Material to process>
++++++++

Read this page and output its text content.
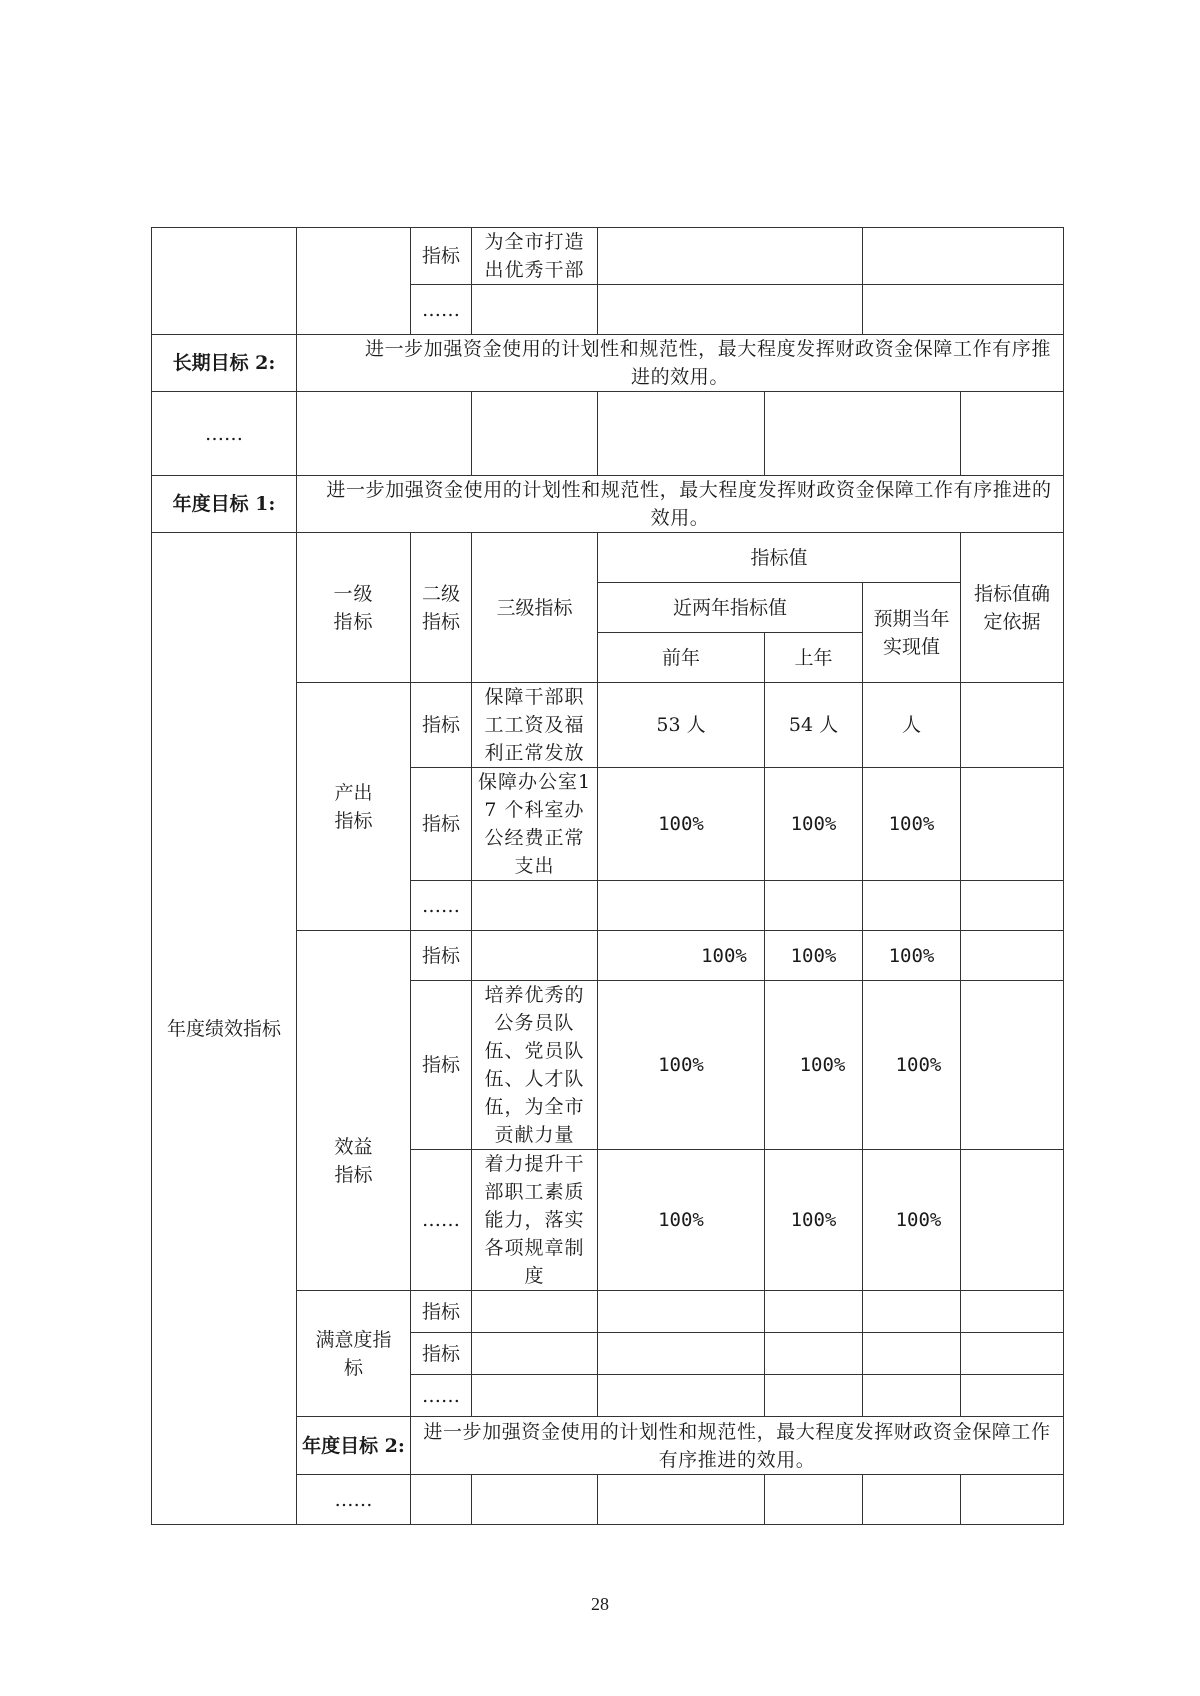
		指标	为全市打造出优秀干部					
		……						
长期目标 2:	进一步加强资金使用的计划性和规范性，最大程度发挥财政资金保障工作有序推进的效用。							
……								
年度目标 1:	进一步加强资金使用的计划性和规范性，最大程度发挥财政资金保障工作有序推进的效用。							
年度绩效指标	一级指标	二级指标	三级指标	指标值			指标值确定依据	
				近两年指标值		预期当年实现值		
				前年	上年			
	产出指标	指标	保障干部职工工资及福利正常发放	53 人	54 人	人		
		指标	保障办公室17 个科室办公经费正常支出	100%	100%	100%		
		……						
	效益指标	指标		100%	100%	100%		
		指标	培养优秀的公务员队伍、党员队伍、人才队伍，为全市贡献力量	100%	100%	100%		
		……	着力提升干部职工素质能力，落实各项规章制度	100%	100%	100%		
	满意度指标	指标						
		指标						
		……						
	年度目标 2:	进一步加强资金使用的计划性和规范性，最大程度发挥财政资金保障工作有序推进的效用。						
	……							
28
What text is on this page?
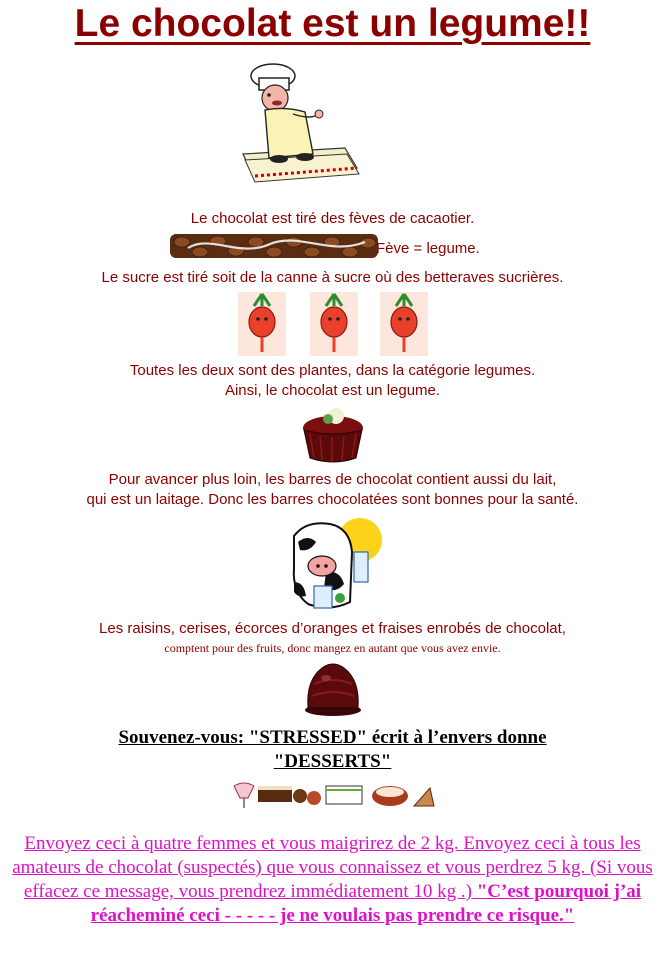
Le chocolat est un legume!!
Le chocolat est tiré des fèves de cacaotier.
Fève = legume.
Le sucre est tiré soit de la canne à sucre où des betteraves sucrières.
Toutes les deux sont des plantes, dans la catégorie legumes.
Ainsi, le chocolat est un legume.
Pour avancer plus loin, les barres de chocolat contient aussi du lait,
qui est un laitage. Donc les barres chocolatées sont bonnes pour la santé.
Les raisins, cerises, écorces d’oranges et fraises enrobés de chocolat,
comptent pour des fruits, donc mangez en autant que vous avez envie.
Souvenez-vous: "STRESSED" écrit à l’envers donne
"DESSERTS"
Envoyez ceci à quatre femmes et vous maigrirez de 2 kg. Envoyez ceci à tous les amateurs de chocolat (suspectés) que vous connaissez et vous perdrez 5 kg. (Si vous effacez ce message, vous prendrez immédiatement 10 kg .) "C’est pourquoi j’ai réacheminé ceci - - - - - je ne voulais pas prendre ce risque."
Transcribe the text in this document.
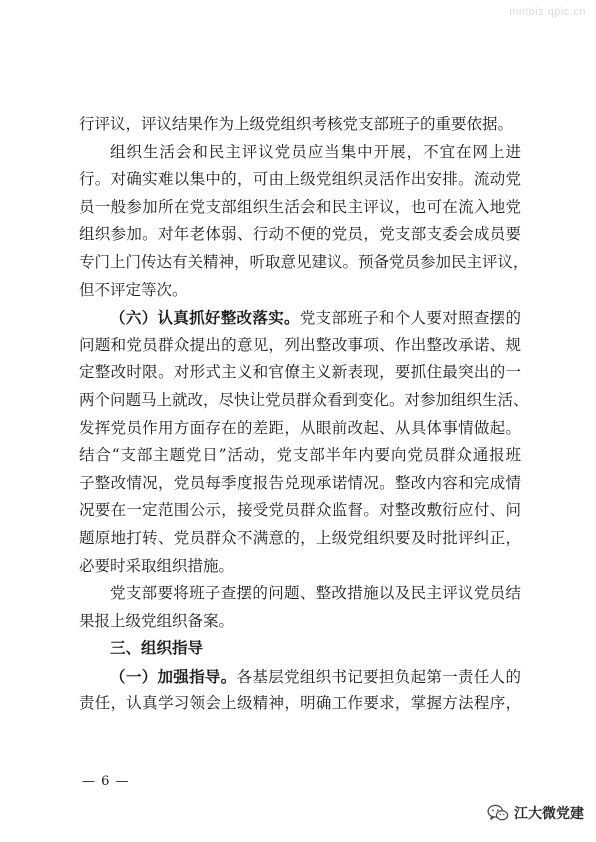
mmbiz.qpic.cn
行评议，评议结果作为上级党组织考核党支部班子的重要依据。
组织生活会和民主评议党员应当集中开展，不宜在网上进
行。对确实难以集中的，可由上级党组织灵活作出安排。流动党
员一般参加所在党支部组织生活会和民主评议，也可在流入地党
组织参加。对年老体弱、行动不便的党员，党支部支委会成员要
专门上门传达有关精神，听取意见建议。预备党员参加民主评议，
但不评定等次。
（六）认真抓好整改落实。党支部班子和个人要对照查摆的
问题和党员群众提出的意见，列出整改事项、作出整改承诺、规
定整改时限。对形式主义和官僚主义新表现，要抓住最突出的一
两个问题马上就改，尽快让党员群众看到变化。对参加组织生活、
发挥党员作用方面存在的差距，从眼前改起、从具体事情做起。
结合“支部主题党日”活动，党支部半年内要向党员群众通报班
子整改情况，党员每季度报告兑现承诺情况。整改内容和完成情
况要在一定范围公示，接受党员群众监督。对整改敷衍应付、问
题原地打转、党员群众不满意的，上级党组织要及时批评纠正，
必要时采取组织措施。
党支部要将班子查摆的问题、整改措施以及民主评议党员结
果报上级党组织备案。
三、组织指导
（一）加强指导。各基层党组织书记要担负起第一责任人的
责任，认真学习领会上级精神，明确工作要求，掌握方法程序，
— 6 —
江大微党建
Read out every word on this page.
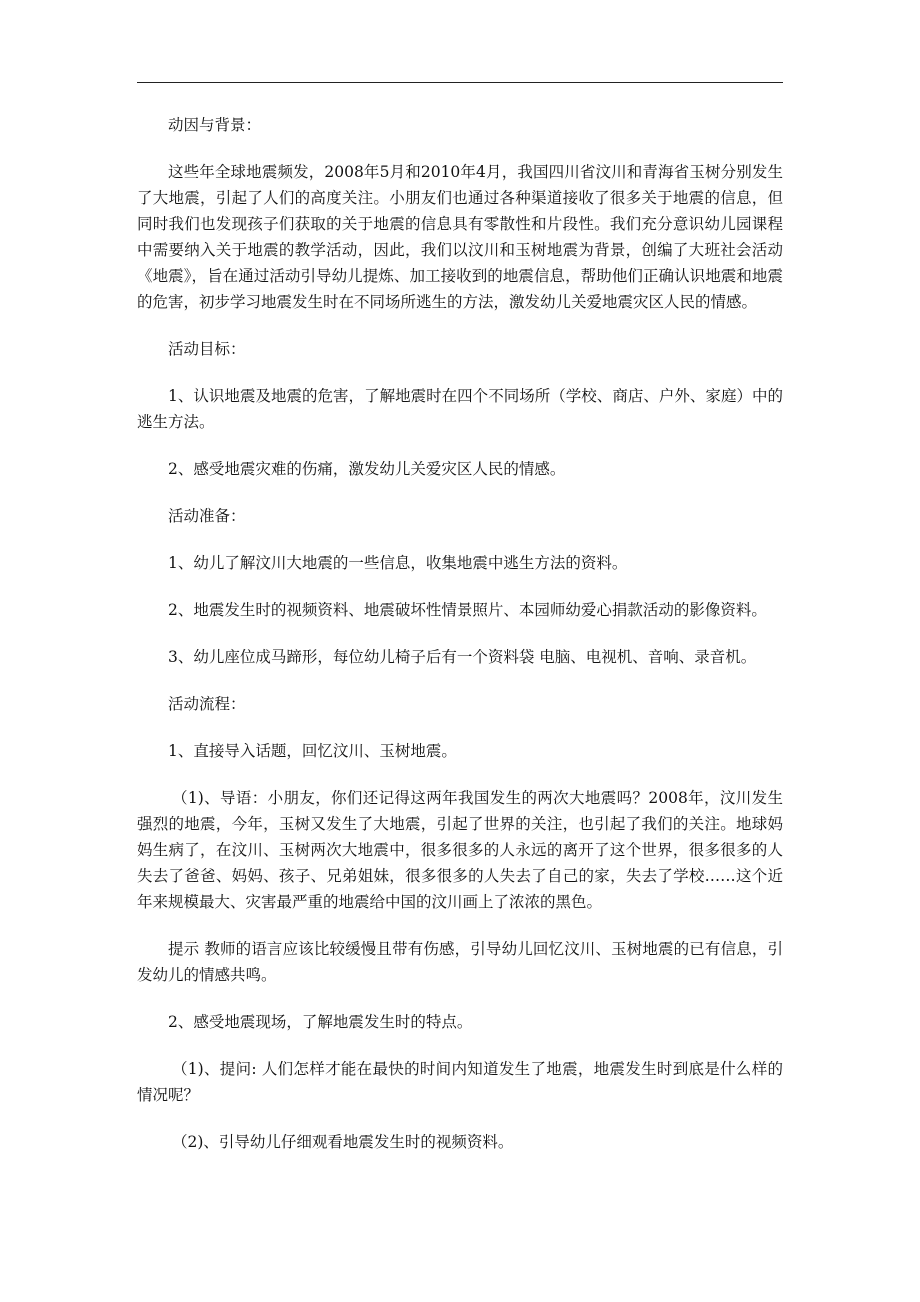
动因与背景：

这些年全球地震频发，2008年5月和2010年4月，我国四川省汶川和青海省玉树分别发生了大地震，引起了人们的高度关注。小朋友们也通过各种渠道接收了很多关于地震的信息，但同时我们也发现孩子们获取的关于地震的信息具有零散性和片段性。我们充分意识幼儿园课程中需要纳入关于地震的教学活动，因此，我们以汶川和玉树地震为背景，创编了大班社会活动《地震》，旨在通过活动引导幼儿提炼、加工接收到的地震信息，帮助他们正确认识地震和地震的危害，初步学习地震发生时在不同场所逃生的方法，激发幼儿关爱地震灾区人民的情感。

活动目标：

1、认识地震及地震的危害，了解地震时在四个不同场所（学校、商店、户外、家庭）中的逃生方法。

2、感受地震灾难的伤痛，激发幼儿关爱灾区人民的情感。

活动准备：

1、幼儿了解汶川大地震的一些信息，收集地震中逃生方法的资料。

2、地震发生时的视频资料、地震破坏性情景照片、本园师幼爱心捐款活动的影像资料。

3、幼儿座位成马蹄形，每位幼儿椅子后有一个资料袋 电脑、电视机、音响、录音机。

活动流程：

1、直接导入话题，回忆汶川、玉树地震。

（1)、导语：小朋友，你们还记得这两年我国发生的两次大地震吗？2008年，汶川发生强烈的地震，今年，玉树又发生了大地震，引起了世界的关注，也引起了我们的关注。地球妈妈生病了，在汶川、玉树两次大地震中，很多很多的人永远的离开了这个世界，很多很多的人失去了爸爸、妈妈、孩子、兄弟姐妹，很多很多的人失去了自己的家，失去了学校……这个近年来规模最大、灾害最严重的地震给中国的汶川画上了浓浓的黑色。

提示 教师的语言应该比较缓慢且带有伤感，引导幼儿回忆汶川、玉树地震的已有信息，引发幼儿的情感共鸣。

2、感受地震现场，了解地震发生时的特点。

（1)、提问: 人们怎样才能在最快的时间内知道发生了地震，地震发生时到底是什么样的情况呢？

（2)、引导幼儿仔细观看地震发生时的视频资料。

++++++++

What is asked>
Set down every record once more, word for word, without pictures.

Written solution>
Read this page and output its text content.
		指标	为全市打造出优秀干部					
		……						
长期目标 2:	进一步加强资金使用的计划性和规范性，最大程度发挥财政资金保障工作有序推进的效用。							
……								
年度目标 1:	进一步加强资金使用的计划性和规范性，最大程度发挥财政资金保障工作有序推进的效用。							
年度绩效指标	一级指标	二级指标	三级指标	指标值			指标值确定依据	
				近两年指标值		预期当年实现值		
				前年	上年			
	产出指标	指标	保障干部职工工资及福利正常发放	53 人	54 人	人		
		指标	保障办公室17 个科室办公经费正常支出	100%	100%	100%		
		……						
	效益指标	指标		100%	100%	100%		
		指标	培养优秀的公务员队伍、党员队伍、人才队伍，为全市贡献力量	100%	100%	100%		
		……	着力提升干部职工素质能力，落实各项规章制度	100%	100%	100%		
	满意度指标	指标						
		指标						
		……						
	年度目标 2:	进一步加强资金使用的计划性和规范性，最大程度发挥财政资金保障工作有序推进的效用。						
	……							
28
What text is on this page?
Le chocolat est un legume!!
Le chocolat est tiré des fèves de cacaotier.
Fève = legume.
Le sucre est tiré soit de la canne à sucre où des betteraves sucrières.
Toutes les deux sont des plantes, dans la catégorie legumes.
Ainsi, le chocolat est un legume.
Pour avancer plus loin, les barres de chocolat contient aussi du lait,
qui est un laitage. Donc les barres chocolatées sont bonnes pour la santé.
Les raisins, cerises, écorces d’oranges et fraises enrobés de chocolat,
comptent pour des fruits, donc mangez en autant que vous avez envie.
Souvenez-vous: "STRESSED" écrit à l’envers donne
"DESSERTS"
Envoyez ceci à quatre femmes et vous maigrirez de 2 kg. Envoyez ceci à tous les amateurs de chocolat (suspectés) que vous connaissez et vous perdrez 5 kg. (Si vous effacez ce message, vous prendrez immédiatement 10 kg .) "C’est pourquoi j’ai réacheminé ceci - - - - - je ne voulais pas prendre ce risque."
Transcribe the text in this document.
mmbiz.qpic.cn
行评议，评议结果作为上级党组织考核党支部班子的重要依据。
组织生活会和民主评议党员应当集中开展，不宜在网上进
行。对确实难以集中的，可由上级党组织灵活作出安排。流动党
员一般参加所在党支部组织生活会和民主评议，也可在流入地党
组织参加。对年老体弱、行动不便的党员，党支部支委会成员要
专门上门传达有关精神，听取意见建议。预备党员参加民主评议，
但不评定等次。
（六）认真抓好整改落实。党支部班子和个人要对照查摆的
问题和党员群众提出的意见，列出整改事项、作出整改承诺、规
定整改时限。对形式主义和官僚主义新表现，要抓住最突出的一
两个问题马上就改，尽快让党员群众看到变化。对参加组织生活、
发挥党员作用方面存在的差距，从眼前改起、从具体事情做起。
结合“支部主题党日”活动，党支部半年内要向党员群众通报班
子整改情况，党员每季度报告兑现承诺情况。整改内容和完成情
况要在一定范围公示，接受党员群众监督。对整改敷衍应付、问
题原地打转、党员群众不满意的，上级党组织要及时批评纠正，
必要时采取组织措施。
党支部要将班子查摆的问题、整改措施以及民主评议党员结
果报上级党组织备案。
三、组织指导
（一）加强指导。各基层党组织书记要担负起第一责任人的
责任，认真学习领会上级精神，明确工作要求，掌握方法程序，
— 6 —
江大微党建
Read out every word on this page.
动因与背景：

这些年全球地震频发，2008年5月和2010年4月，我国四川省汶川和青海省玉树分别发生了大地震，引起了人们的高度关注。小朋友们也通过各种渠道接收了很多关于地震的信息，但同时我们也发现孩子们获取的关于地震的信息具有零散性和片段性。我们充分意识幼儿园课程中需要纳入关于地震的教学活动，因此，我们以汶川和玉树地震为背景，创编了大班社会活动《地震》，旨在通过活动引导幼儿提炼、加工接收到的地震信息，帮助他们正确认识地震和地震的危害，初步学习地震发生时在不同场所逃生的方法，激发幼儿关爱地震灾区人民的情感。

活动目标：

1、认识地震及地震的危害，了解地震时在四个不同场所（学校、商店、户外、家庭）中的逃生方法。

2、感受地震灾难的伤痛，激发幼儿关爱灾区人民的情感。

活动准备：

1、幼儿了解汶川大地震的一些信息，收集地震中逃生方法的资料。

2、地震发生时的视频资料、地震破坏性情景照片、本园师幼爱心捐款活动的影像资料。

3、幼儿座位成马蹄形，每位幼儿椅子后有一个资料袋 电脑、电视机、音响、录音机。

活动流程：

1、直接导入话题，回忆汶川、玉树地震。

（1)、导语：小朋友，你们还记得这两年我国发生的两次大地震吗？2008年，汶川发生强烈的地震，今年，玉树又发生了大地震，引起了世界的关注，也引起了我们的关注。地球妈妈生病了，在汶川、玉树两次大地震中，很多很多的人永远的离开了这个世界，很多很多的人失去了爸爸、妈妈、孩子、兄弟姐妹，很多很多的人失去了自己的家，失去了学校……这个近年来规模最大、灾害最严重的地震给中国的汶川画上了浓浓的黑色。

提示 教师的语言应该比较缓慢且带有伤感，引导幼儿回忆汶川、玉树地震的已有信息，引发幼儿的情感共鸣。

2、感受地震现场，了解地震发生时的特点。

（1)、提问: 人们怎样才能在最快的时间内知道发生了地震，地震发生时到底是什么样的情况呢？

（2)、引导幼儿仔细观看地震发生时的视频资料。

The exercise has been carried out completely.